> _TASK INPUTS_
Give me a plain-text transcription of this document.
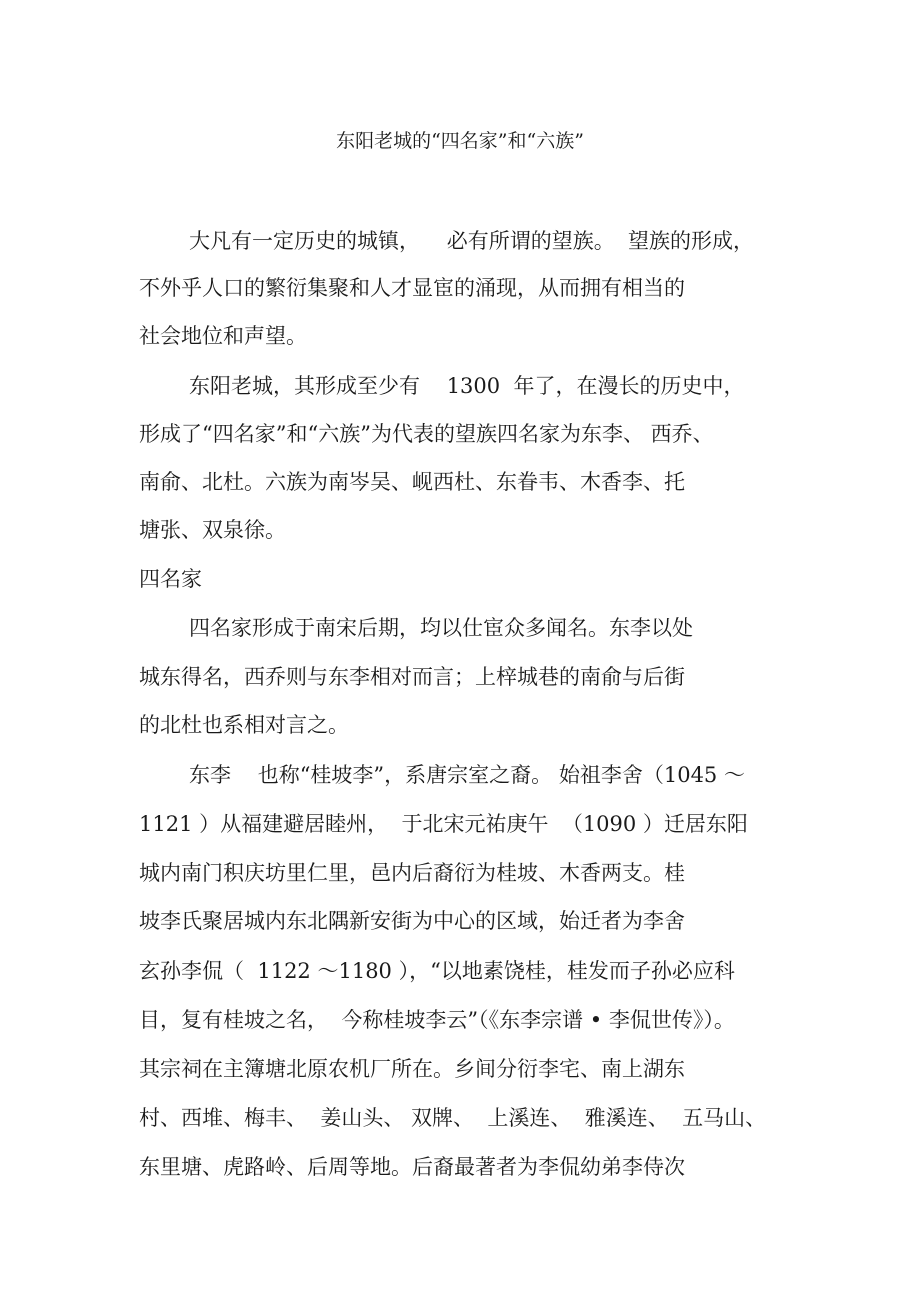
东阳老城的“四名家”和“六族”
大凡有一定历史的城镇，    必有所谓的望族。  望族的形成，
不外乎人口的繁衍集聚和人才显宦的涌现，从而拥有相当的
社会地位和声望。
东阳老城，其形成至少有    1300  年了，在漫长的历史中，
形成了“四名家”和“六族”为代表的望族四名家为东李、 西乔、
南俞、北杜。六族为南岑吴、岘西杜、东眷韦、木香李、托
塘张、双泉徐。
四名家
四名家形成于南宋后期，均以仕宦众多闻名。东李以处
城东得名，西乔则与东李相对而言；上梓城巷的南俞与后街
的北杜也系相对言之。
东李    也称“桂坡李”，系唐宗室之裔。 始祖李舍（1045 ～
1121 ）从福建避居睦州，  于北宋元祐庚午  （1090 ）迁居东阳
城内南门积庆坊里仁里，邑内后裔衍为桂坡、木香两支。桂
坡李氏聚居城内东北隅新安街为中心的区域，始迁者为李舍
玄孙李侃（  1122 ～1180 ），“以地素饶桂，桂发而子孙必应科
目，复有桂坡之名，  今称桂坡李云”（《东李宗谱 • 李侃世传》）。
其宗祠在主簿塘北原农机厂所在。乡间分衍李宅、南上湖东
村、西堆、梅丰、  姜山头、 双牌、  上溪连、  雅溪连、  五马山、
东里塘、虎路岭、后周等地。后裔最著者为李侃幼弟李侍次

> _YOUR GOAL_
Give an exact reproduction of every line, leaving out any picture.

> _TASK RESPONSE_
Give me a plain-text transcription of this document.
东阳老城的“四名家”和“六族”
大凡有一定历史的城镇，    必有所谓的望族。  望族的形成，
不外乎人口的繁衍集聚和人才显宦的涌现，从而拥有相当的
社会地位和声望。
东阳老城，其形成至少有    1300  年了，在漫长的历史中，
形成了“四名家”和“六族”为代表的望族四名家为东李、 西乔、
南俞、北杜。六族为南岑吴、岘西杜、东眷韦、木香李、托
塘张、双泉徐。
四名家
四名家形成于南宋后期，均以仕宦众多闻名。东李以处
城东得名，西乔则与东李相对而言；上梓城巷的南俞与后街
的北杜也系相对言之。
东李    也称“桂坡李”，系唐宗室之裔。 始祖李舍（1045 ～
1121 ）从福建避居睦州，  于北宋元祐庚午  （1090 ）迁居东阳
城内南门积庆坊里仁里，邑内后裔衍为桂坡、木香两支。桂
坡李氏聚居城内东北隅新安街为中心的区域，始迁者为李舍
玄孙李侃（  1122 ～1180 ），“以地素饶桂，桂发而子孙必应科
目，复有桂坡之名，  今称桂坡李云”（《东李宗谱 • 李侃世传》）。
其宗祠在主簿塘北原农机厂所在。乡间分衍李宅、南上湖东
村、西堆、梅丰、  姜山头、 双牌、  上溪连、  雅溪连、  五马山、
东里塘、虎路岭、后周等地。后裔最著者为李侃幼弟李侍次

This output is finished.